### Aim of the exercise
Repeat every entry in the listing below, exactly.

* * * * * * *

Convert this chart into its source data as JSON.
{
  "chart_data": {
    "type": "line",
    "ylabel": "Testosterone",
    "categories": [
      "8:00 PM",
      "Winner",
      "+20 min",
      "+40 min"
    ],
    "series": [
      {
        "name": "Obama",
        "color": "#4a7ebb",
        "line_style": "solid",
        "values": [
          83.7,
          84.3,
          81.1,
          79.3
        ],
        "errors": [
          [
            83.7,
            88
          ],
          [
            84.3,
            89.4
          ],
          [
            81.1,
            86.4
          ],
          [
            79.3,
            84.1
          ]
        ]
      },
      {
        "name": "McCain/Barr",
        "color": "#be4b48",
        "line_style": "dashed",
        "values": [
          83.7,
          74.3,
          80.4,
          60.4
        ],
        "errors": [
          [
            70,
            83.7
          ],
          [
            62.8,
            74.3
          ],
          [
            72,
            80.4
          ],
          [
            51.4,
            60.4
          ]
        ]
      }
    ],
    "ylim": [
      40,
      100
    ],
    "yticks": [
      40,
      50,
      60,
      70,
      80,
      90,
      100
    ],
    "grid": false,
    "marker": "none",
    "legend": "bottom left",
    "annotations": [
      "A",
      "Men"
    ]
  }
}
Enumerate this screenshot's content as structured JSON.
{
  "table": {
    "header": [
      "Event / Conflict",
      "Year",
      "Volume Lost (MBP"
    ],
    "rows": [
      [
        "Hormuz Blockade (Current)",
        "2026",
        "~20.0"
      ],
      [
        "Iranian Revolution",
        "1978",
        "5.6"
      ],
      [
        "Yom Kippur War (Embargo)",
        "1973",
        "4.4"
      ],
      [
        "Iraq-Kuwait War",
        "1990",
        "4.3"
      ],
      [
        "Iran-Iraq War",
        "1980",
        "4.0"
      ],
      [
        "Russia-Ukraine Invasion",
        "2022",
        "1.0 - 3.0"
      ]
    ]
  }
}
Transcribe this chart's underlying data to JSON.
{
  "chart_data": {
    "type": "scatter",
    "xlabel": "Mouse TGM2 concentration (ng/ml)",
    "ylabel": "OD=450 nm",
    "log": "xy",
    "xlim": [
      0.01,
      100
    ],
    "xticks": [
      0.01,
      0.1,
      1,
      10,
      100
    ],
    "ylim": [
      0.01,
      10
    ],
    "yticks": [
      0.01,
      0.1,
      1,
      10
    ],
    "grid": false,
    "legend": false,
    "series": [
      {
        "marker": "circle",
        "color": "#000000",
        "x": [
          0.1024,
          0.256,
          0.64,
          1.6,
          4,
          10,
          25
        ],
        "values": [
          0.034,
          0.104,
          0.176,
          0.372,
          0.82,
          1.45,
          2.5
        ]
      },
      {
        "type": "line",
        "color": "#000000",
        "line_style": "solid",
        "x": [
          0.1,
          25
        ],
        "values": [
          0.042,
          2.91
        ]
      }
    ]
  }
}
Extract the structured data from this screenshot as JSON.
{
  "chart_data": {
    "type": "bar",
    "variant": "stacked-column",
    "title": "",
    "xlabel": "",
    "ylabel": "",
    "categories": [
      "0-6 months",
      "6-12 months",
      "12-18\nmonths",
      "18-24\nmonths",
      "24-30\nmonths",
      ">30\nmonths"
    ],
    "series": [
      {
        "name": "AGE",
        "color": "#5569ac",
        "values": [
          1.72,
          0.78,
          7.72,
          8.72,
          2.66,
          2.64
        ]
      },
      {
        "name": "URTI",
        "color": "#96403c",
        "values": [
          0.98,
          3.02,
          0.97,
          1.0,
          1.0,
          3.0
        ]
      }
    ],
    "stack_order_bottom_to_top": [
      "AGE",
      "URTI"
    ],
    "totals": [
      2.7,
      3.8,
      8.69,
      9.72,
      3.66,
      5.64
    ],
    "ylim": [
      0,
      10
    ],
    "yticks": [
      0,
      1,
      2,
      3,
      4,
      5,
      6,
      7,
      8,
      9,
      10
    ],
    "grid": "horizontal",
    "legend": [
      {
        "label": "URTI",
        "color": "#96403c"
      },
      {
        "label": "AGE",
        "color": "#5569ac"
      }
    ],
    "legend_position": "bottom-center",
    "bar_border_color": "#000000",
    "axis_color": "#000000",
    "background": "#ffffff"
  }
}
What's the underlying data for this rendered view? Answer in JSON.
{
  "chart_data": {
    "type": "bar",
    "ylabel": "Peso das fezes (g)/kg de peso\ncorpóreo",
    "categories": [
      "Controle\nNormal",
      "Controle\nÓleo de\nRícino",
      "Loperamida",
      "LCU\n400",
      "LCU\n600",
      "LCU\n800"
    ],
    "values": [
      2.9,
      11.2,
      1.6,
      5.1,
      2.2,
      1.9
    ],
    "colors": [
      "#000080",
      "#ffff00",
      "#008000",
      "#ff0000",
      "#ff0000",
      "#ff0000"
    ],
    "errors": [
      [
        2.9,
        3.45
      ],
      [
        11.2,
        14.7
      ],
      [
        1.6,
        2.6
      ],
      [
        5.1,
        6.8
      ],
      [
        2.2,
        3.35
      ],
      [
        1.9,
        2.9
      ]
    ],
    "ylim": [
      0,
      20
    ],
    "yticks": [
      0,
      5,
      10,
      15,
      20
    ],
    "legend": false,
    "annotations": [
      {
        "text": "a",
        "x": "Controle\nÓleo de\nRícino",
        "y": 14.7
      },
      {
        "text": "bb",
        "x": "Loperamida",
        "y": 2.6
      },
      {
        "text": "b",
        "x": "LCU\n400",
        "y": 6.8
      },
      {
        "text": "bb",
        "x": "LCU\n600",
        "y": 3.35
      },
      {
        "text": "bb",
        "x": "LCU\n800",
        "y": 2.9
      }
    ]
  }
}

* * * * * * *

### Result of the exercise
Convert this chart into its source data as JSON.
{
  "chart_data": {
    "type": "line",
    "ylabel": "Testosterone",
    "categories": [
      "8:00 PM",
      "Winner",
      "+20 min",
      "+40 min"
    ],
    "series": [
      {
        "name": "Obama",
        "color": "#4a7ebb",
        "line_style": "solid",
        "values": [
          83.7,
          84.3,
          81.1,
          79.3
        ],
        "errors": [
          [
            83.7,
            88
          ],
          [
            84.3,
            89.4
          ],
          [
            81.1,
            86.4
          ],
          [
            79.3,
            84.1
          ]
        ]
      },
      {
        "name": "McCain/Barr",
        "color": "#be4b48",
        "line_style": "dashed",
        "values": [
          83.7,
          74.3,
          80.4,
          60.4
        ],
        "errors": [
          [
            70,
            83.7
          ],
          [
            62.8,
            74.3
          ],
          [
            72,
            80.4
          ],
          [
            51.4,
            60.4
          ]
        ]
      }
    ],
    "ylim": [
      40,
      100
    ],
    "yticks": [
      40,
      50,
      60,
      70,
      80,
      90,
      100
    ],
    "grid": false,
    "marker": "none",
    "legend": "bottom left",
    "annotations": [
      "A",
      "Men"
    ]
  }
}
Enumerate this screenshot's content as structured JSON.
{
  "table": {
    "header": [
      "Event / Conflict",
      "Year",
      "Volume Lost (MBP"
    ],
    "rows": [
      [
        "Hormuz Blockade (Current)",
        "2026",
        "~20.0"
      ],
      [
        "Iranian Revolution",
        "1978",
        "5.6"
      ],
      [
        "Yom Kippur War (Embargo)",
        "1973",
        "4.4"
      ],
      [
        "Iraq-Kuwait War",
        "1990",
        "4.3"
      ],
      [
        "Iran-Iraq War",
        "1980",
        "4.0"
      ],
      [
        "Russia-Ukraine Invasion",
        "2022",
        "1.0 - 3.0"
      ]
    ]
  }
}
Transcribe this chart's underlying data to JSON.
{
  "chart_data": {
    "type": "scatter",
    "xlabel": "Mouse TGM2 concentration (ng/ml)",
    "ylabel": "OD=450 nm",
    "log": "xy",
    "xlim": [
      0.01,
      100
    ],
    "xticks": [
      0.01,
      0.1,
      1,
      10,
      100
    ],
    "ylim": [
      0.01,
      10
    ],
    "yticks": [
      0.01,
      0.1,
      1,
      10
    ],
    "grid": false,
    "legend": false,
    "series": [
      {
        "marker": "circle",
        "color": "#000000",
        "x": [
          0.1024,
          0.256,
          0.64,
          1.6,
          4,
          10,
          25
        ],
        "values": [
          0.034,
          0.104,
          0.176,
          0.372,
          0.82,
          1.45,
          2.5
        ]
      },
      {
        "type": "line",
        "color": "#000000",
        "line_style": "solid",
        "x": [
          0.1,
          25
        ],
        "values": [
          0.042,
          2.91
        ]
      }
    ]
  }
}
Extract the structured data from this screenshot as JSON.
{
  "chart_data": {
    "type": "bar",
    "variant": "stacked-column",
    "title": "",
    "xlabel": "",
    "ylabel": "",
    "categories": [
      "0-6 months",
      "6-12 months",
      "12-18\nmonths",
      "18-24\nmonths",
      "24-30\nmonths",
      ">30\nmonths"
    ],
    "series": [
      {
        "name": "AGE",
        "color": "#5569ac",
        "values": [
          1.72,
          0.78,
          7.72,
          8.72,
          2.66,
          2.64
        ]
      },
      {
        "name": "URTI",
        "color": "#96403c",
        "values": [
          0.98,
          3.02,
          0.97,
          1.0,
          1.0,
          3.0
        ]
      }
    ],
    "stack_order_bottom_to_top": [
      "AGE",
      "URTI"
    ],
    "totals": [
      2.7,
      3.8,
      8.69,
      9.72,
      3.66,
      5.64
    ],
    "ylim": [
      0,
      10
    ],
    "yticks": [
      0,
      1,
      2,
      3,
      4,
      5,
      6,
      7,
      8,
      9,
      10
    ],
    "grid": "horizontal",
    "legend": [
      {
        "label": "URTI",
        "color": "#96403c"
      },
      {
        "label": "AGE",
        "color": "#5569ac"
      }
    ],
    "legend_position": "bottom-center",
    "bar_border_color": "#000000",
    "axis_color": "#000000",
    "background": "#ffffff"
  }
}
What's the underlying data for this rendered view? Answer in JSON.
{
  "chart_data": {
    "type": "bar",
    "ylabel": "Peso das fezes (g)/kg de peso\ncorpóreo",
    "categories": [
      "Controle\nNormal",
      "Controle\nÓleo de\nRícino",
      "Loperamida",
      "LCU\n400",
      "LCU\n600",
      "LCU\n800"
    ],
    "values": [
      2.9,
      11.2,
      1.6,
      5.1,
      2.2,
      1.9
    ],
    "colors": [
      "#000080",
      "#ffff00",
      "#008000",
      "#ff0000",
      "#ff0000",
      "#ff0000"
    ],
    "errors": [
      [
        2.9,
        3.45
      ],
      [
        11.2,
        14.7
      ],
      [
        1.6,
        2.6
      ],
      [
        5.1,
        6.8
      ],
      [
        2.2,
        3.35
      ],
      [
        1.9,
        2.9
      ]
    ],
    "ylim": [
      0,
      20
    ],
    "yticks": [
      0,
      5,
      10,
      15,
      20
    ],
    "legend": false,
    "annotations": [
      {
        "text": "a",
        "x": "Controle\nÓleo de\nRícino",
        "y": 14.7
      },
      {
        "text": "bb",
        "x": "Loperamida",
        "y": 2.6
      },
      {
        "text": "b",
        "x": "LCU\n400",
        "y": 6.8
      },
      {
        "text": "bb",
        "x": "LCU\n600",
        "y": 3.35
      },
      {
        "text": "bb",
        "x": "LCU\n800",
        "y": 2.9
      }
    ]
  }
}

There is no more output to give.